**Given request:** Write out the lines from the line containing "Parse this screenshot: output" through the final line of the listing below, exactly, omitting every other line.

(Records about charts and figures)
════════════════════
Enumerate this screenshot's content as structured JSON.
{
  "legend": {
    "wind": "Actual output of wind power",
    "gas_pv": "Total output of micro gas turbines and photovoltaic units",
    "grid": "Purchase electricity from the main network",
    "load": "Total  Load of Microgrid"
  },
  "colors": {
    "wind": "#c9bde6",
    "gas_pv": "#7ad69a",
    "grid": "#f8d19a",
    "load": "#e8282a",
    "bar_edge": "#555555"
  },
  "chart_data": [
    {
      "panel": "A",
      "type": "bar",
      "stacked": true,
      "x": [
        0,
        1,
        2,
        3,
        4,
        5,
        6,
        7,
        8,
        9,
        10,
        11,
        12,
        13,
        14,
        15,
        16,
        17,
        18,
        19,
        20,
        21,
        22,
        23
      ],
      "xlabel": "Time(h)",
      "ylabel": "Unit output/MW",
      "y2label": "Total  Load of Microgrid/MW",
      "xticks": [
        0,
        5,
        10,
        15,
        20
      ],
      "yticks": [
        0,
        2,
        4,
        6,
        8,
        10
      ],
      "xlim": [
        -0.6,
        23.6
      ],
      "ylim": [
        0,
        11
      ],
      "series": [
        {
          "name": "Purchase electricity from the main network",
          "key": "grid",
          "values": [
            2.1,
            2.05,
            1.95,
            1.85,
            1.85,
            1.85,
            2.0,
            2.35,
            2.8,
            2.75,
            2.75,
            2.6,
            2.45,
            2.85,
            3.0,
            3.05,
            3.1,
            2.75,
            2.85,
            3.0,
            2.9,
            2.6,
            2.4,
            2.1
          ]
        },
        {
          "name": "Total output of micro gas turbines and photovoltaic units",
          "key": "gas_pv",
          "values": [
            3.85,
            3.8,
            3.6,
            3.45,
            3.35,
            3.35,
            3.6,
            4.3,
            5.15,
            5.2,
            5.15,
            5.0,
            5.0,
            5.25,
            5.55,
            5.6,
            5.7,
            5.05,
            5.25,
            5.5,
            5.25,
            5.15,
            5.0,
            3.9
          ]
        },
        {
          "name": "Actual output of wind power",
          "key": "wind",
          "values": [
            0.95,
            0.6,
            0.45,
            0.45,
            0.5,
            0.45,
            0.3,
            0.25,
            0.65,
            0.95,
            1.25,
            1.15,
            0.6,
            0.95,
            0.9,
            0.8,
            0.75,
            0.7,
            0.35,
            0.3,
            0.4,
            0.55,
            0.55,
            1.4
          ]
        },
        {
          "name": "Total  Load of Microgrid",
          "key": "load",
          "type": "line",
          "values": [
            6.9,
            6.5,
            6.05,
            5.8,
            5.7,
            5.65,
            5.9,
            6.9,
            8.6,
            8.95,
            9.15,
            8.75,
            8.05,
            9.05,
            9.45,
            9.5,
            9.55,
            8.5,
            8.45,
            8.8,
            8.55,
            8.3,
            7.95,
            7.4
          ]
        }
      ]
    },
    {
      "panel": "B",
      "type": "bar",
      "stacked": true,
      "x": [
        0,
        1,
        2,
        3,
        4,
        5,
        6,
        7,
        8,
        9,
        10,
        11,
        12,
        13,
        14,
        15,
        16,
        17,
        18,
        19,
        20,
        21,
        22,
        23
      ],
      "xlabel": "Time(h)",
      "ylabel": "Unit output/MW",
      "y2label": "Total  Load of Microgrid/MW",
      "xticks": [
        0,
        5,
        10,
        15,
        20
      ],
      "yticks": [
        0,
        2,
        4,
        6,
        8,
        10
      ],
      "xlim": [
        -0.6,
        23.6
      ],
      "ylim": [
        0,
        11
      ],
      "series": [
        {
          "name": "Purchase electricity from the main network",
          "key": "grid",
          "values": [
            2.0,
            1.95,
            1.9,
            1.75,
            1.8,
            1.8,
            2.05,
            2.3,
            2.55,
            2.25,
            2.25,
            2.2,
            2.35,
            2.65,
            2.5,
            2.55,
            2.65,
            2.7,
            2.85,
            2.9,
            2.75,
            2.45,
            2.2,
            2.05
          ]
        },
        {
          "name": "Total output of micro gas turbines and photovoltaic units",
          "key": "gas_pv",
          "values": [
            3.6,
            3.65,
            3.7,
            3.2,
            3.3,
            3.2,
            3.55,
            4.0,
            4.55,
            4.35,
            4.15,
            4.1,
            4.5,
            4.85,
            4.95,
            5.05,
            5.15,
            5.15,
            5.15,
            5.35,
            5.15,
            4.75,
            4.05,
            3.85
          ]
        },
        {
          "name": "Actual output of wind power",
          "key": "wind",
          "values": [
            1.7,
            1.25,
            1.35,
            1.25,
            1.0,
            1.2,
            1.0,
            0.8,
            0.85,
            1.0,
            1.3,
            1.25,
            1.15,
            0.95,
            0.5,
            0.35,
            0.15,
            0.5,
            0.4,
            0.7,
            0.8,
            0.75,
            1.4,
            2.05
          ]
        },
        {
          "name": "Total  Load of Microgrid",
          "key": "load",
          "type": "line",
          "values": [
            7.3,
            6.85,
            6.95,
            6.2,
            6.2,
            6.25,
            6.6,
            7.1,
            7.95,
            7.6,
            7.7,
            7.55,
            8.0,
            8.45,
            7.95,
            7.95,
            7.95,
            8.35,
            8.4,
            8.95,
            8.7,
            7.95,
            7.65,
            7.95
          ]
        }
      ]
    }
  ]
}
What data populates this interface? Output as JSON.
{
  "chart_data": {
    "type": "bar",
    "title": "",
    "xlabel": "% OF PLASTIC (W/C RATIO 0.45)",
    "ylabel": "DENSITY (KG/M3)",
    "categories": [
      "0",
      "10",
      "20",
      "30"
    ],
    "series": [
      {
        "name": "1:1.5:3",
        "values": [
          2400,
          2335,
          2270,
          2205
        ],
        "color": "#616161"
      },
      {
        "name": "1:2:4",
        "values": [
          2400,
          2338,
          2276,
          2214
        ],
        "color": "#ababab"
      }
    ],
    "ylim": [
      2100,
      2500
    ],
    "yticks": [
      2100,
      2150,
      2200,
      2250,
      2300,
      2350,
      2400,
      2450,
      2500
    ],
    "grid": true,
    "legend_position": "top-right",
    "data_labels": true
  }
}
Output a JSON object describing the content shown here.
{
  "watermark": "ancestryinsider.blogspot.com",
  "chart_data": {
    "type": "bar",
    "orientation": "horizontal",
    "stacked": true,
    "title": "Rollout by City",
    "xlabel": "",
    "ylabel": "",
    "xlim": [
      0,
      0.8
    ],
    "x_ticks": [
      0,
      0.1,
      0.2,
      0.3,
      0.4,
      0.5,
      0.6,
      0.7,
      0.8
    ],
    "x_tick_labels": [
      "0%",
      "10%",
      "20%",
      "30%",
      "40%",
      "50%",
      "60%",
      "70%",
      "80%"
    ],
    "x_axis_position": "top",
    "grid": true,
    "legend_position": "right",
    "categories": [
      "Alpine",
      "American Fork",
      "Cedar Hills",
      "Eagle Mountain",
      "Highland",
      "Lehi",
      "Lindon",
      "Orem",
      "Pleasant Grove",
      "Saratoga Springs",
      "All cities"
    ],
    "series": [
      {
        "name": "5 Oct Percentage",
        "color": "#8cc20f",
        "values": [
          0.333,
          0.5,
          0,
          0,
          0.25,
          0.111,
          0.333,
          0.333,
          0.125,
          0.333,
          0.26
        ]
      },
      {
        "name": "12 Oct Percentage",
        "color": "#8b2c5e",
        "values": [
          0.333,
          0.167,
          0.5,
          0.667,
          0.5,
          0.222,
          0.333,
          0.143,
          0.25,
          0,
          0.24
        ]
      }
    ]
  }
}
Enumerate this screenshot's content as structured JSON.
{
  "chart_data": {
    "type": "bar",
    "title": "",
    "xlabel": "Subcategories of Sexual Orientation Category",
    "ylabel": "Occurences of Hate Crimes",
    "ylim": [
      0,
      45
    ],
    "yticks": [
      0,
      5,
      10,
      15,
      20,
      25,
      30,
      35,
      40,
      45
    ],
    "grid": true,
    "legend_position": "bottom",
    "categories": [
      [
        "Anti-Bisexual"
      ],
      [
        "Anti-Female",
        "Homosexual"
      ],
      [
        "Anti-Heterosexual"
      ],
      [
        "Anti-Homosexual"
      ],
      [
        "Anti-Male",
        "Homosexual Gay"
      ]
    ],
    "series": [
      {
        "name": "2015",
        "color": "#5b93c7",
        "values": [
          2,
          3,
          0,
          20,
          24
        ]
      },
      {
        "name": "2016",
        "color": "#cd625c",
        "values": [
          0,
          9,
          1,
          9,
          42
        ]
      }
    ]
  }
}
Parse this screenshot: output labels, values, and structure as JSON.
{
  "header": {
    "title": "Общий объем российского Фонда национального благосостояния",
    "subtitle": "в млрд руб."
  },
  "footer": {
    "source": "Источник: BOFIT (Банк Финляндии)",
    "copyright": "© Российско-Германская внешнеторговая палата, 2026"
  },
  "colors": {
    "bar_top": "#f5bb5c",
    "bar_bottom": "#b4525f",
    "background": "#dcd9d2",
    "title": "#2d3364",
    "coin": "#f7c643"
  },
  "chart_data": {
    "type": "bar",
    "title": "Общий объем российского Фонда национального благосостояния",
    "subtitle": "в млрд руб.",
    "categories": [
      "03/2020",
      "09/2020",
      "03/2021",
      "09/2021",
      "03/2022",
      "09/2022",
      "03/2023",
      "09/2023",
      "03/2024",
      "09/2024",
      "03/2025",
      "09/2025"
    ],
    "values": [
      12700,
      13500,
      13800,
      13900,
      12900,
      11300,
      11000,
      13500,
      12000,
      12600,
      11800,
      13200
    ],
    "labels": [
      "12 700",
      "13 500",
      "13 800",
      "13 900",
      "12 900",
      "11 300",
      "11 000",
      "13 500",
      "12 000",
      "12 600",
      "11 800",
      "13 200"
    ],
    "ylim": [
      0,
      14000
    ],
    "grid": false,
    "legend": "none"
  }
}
════════════════════
**Solution to the exercise:**
Parse this screenshot: output labels, values, and structure as JSON.
{
  "header": {
    "title": "Общий объем российского Фонда национального благосостояния",
    "subtitle": "в млрд руб."
  },
  "footer": {
    "source": "Источник: BOFIT (Банк Финляндии)",
    "copyright": "© Российско-Германская внешнеторговая палата, 2026"
  },
  "colors": {
    "bar_top": "#f5bb5c",
    "bar_bottom": "#b4525f",
    "background": "#dcd9d2",
    "title": "#2d3364",
    "coin": "#f7c643"
  },
  "chart_data": {
    "type": "bar",
    "title": "Общий объем российского Фонда национального благосостояния",
    "subtitle": "в млрд руб.",
    "categories": [
      "03/2020",
      "09/2020",
      "03/2021",
      "09/2021",
      "03/2022",
      "09/2022",
      "03/2023",
      "09/2023",
      "03/2024",
      "09/2024",
      "03/2025",
      "09/2025"
    ],
    "values": [
      12700,
      13500,
      13800,
      13900,
      12900,
      11300,
      11000,
      13500,
      12000,
      12600,
      11800,
      13200
    ],
    "labels": [
      "12 700",
      "13 500",
      "13 800",
      "13 900",
      "12 900",
      "11 300",
      "11 000",
      "13 500",
      "12 000",
      "12 600",
      "11 800",
      "13 200"
    ],
    "ylim": [
      0,
      14000
    ],
    "grid": false,
    "legend": "none"
  }
}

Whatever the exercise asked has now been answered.